[Figure record extracts]
※ ※ ※

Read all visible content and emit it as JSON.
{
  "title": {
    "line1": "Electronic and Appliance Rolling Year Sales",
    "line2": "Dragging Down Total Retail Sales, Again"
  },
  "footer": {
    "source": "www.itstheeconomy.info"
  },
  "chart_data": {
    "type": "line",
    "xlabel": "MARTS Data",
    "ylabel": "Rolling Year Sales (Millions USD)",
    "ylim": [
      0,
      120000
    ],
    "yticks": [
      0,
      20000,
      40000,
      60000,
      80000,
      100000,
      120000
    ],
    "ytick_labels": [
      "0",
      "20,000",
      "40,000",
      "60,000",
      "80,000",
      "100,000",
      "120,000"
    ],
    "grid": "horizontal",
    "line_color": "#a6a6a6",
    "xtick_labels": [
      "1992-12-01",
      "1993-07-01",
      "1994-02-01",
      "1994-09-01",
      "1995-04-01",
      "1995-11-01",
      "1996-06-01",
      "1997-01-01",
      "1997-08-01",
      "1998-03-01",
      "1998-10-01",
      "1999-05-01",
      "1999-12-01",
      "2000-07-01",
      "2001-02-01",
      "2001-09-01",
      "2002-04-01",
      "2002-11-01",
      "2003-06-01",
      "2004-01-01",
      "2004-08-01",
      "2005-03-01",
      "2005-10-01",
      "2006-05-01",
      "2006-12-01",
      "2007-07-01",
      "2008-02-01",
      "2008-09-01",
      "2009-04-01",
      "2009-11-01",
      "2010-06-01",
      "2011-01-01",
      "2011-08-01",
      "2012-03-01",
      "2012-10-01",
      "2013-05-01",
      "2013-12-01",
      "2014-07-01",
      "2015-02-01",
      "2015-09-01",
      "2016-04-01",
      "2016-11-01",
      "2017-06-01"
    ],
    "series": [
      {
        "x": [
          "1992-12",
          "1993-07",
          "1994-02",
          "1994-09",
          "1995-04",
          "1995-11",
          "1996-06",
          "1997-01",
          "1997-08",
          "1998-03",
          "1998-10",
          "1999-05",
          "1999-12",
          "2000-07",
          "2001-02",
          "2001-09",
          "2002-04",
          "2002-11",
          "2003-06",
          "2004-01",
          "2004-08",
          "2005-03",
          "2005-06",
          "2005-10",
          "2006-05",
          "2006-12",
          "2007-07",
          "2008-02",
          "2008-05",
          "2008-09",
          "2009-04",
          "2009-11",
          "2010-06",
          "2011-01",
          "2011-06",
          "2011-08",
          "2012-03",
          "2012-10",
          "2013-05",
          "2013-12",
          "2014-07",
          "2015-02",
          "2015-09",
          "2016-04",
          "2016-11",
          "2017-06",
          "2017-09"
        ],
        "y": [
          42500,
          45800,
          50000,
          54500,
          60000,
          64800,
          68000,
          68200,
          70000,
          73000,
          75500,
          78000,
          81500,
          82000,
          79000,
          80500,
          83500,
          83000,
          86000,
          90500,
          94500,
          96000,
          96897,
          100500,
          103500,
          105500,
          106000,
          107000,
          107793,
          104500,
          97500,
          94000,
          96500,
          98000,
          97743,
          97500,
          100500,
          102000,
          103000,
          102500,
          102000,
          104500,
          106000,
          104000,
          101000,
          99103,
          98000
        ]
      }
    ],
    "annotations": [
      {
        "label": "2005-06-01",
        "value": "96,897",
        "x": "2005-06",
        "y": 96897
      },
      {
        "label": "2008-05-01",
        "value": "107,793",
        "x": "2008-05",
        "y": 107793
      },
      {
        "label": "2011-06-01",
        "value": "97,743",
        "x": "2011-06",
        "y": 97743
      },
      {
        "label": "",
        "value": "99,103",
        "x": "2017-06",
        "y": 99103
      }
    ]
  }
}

※ ※ ※

= TASK TO COMPLETE =
State how many lines in the records above contain the word "value", giving only the number.

= EXERCISE OUTPUT =
4